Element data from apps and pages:
****

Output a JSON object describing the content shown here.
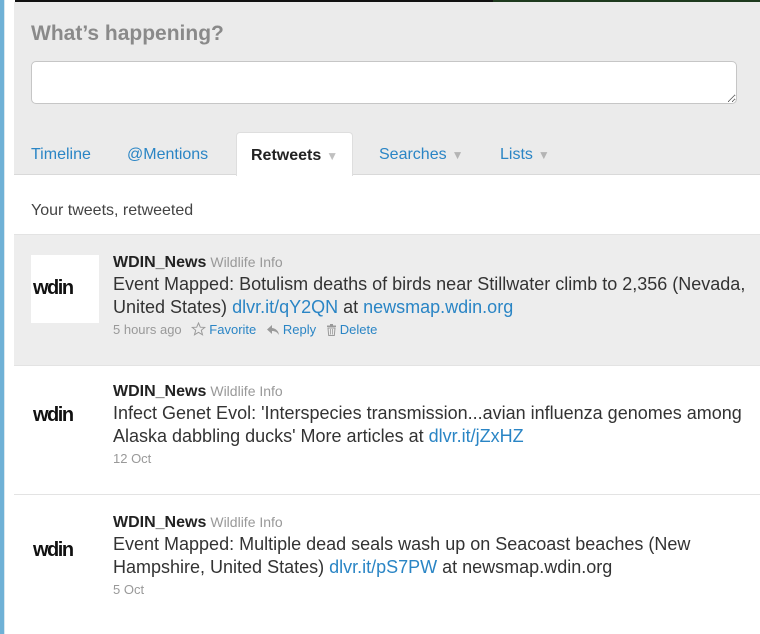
{
  "compose": {
    "title": "What’s happening?",
    "input_value": ""
  },
  "tabs": [
    {
      "label": "Timeline",
      "has_caret": false,
      "active": false
    },
    {
      "label": "@Mentions",
      "has_caret": false,
      "active": false
    },
    {
      "label": "Retweets",
      "has_caret": true,
      "active": true
    },
    {
      "label": "Searches",
      "has_caret": true,
      "active": false
    },
    {
      "label": "Lists",
      "has_caret": true,
      "active": false
    }
  ],
  "caret_glyph": "▼",
  "section_heading": "Your tweets, retweeted",
  "avatar_logo": "wdin",
  "tweets": [
    {
      "screen_name": "WDIN_News",
      "full_name": "Wildlife Info",
      "text_parts": [
        "Event Mapped: Botulism deaths of birds near Stillwater climb to 2,356 (Nevada, United States) ",
        "dlvr.it/qY2QN",
        " at ",
        "newsmap.wdin.org"
      ],
      "time": "5 hours ago",
      "actions": {
        "favorite": "Favorite",
        "reply": "Reply",
        "delete": "Delete"
      }
    },
    {
      "screen_name": "WDIN_News",
      "full_name": "Wildlife Info",
      "text_parts": [
        "Infect Genet Evol: 'Interspecies transmission...avian influenza genomes among Alaska dabbling ducks' More articles at ",
        "dlvr.it/jZxHZ"
      ],
      "time": "12 Oct"
    },
    {
      "screen_name": "WDIN_News",
      "full_name": "Wildlife Info",
      "text_parts": [
        "Event Mapped: Multiple dead seals wash up on Seacoast beaches (New Hampshire, United States) ",
        "dlvr.it/pS7PW",
        " at newsmap.wdin.org"
      ],
      "time": "5 Oct"
    }
  ],
  "colors": {
    "link": "#2a85c5",
    "panel_bg": "#ebebeb",
    "highlight_bg": "#ededed",
    "left_edge": "#6fb1d6"
  },
  "icons": [
    "star-icon",
    "reply-arrow-icon",
    "trash-icon",
    "caret-down-icon"
  ]
}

****

TASK DIRECTIONS:
Please reproduce the entries above exactly, omitting every picture.

RESPONSE TO THIS TASK:
Output a JSON object describing the content shown here.
{
  "compose": {
    "title": "What’s happening?",
    "input_value": ""
  },
  "tabs": [
    {
      "label": "Timeline",
      "has_caret": false,
      "active": false
    },
    {
      "label": "@Mentions",
      "has_caret": false,
      "active": false
    },
    {
      "label": "Retweets",
      "has_caret": true,
      "active": true
    },
    {
      "label": "Searches",
      "has_caret": true,
      "active": false
    },
    {
      "label": "Lists",
      "has_caret": true,
      "active": false
    }
  ],
  "caret_glyph": "▼",
  "section_heading": "Your tweets, retweeted",
  "avatar_logo": "wdin",
  "tweets": [
    {
      "screen_name": "WDIN_News",
      "full_name": "Wildlife Info",
      "text_parts": [
        "Event Mapped: Botulism deaths of birds near Stillwater climb to 2,356 (Nevada, United States) ",
        "dlvr.it/qY2QN",
        " at ",
        "newsmap.wdin.org"
      ],
      "time": "5 hours ago",
      "actions": {
        "favorite": "Favorite",
        "reply": "Reply",
        "delete": "Delete"
      }
    },
    {
      "screen_name": "WDIN_News",
      "full_name": "Wildlife Info",
      "text_parts": [
        "Infect Genet Evol: 'Interspecies transmission...avian influenza genomes among Alaska dabbling ducks' More articles at ",
        "dlvr.it/jZxHZ"
      ],
      "time": "12 Oct"
    },
    {
      "screen_name": "WDIN_News",
      "full_name": "Wildlife Info",
      "text_parts": [
        "Event Mapped: Multiple dead seals wash up on Seacoast beaches (New Hampshire, United States) ",
        "dlvr.it/pS7PW",
        " at newsmap.wdin.org"
      ],
      "time": "5 Oct"
    }
  ],
  "colors": {
    "link": "#2a85c5",
    "panel_bg": "#ebebeb",
    "highlight_bg": "#ededed",
    "left_edge": "#6fb1d6"
  },
  "icons": [
    "star-icon",
    "reply-arrow-icon",
    "trash-icon",
    "caret-down-icon"
  ]
}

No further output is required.